Description of the task:
Restate the data exactly as given and keep the pictures out.
-- Begin Source records --
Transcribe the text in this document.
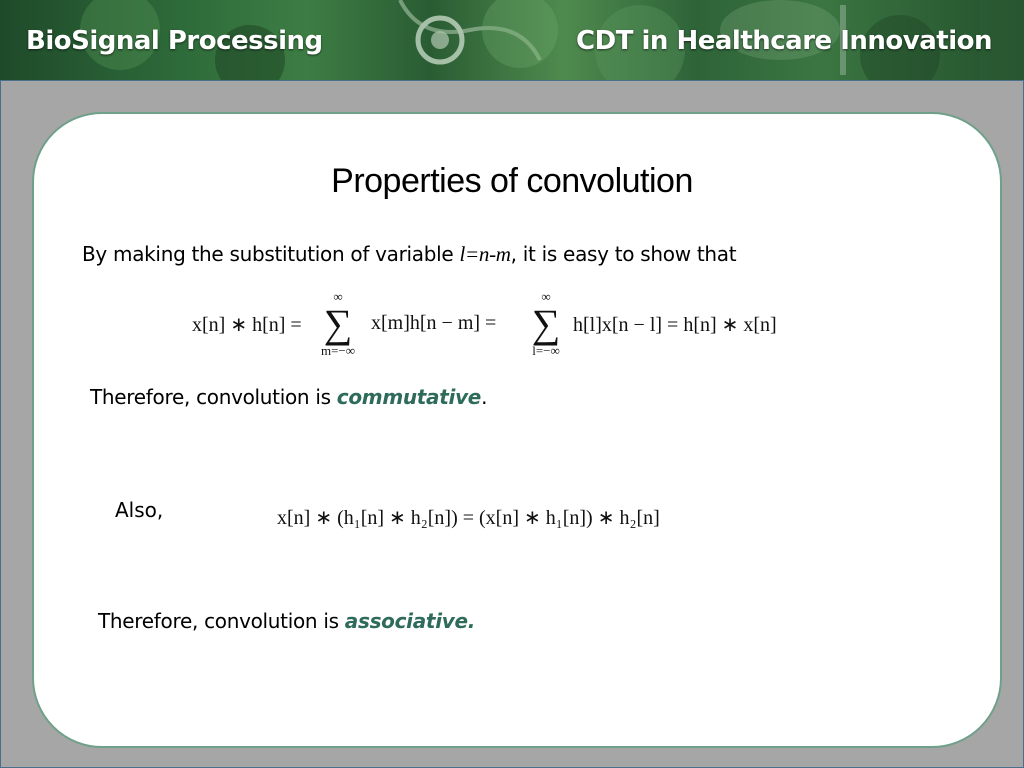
BioSignal Processing	CDT in Healthcare Innovation
Properties of convolution
By making the substitution of variable l=n-m, it is easy to show that
x[n] ∗ h[n] =
∞
∑
m=−∞
x[m]h[n − m] =
∞
∑
l=−∞
h[l]x[n − l] = h[n] ∗ x[n]
Therefore, convolution is commutative.
Also,	x[n] ∗ (h₁[n] ∗ h₂[n]) = (x[n] ∗ h₁[n]) ∗ h₂[n]
Therefore, convolution is associative.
-- End Source records --
Exercise response:
Transcribe the text in this document.
BioSignal Processing	CDT in Healthcare Innovation
Properties of convolution
By making the substitution of variable l=n-m, it is easy to show that
x[n] ∗ h[n] =
∞
∑
m=−∞
x[m]h[n − m] =
∞
∑
l=−∞
h[l]x[n − l] = h[n] ∗ x[n]
Therefore, convolution is commutative.
Also,	x[n] ∗ (h₁[n] ∗ h₂[n]) = (x[n] ∗ h₁[n]) ∗ h₂[n]
Therefore, convolution is associative.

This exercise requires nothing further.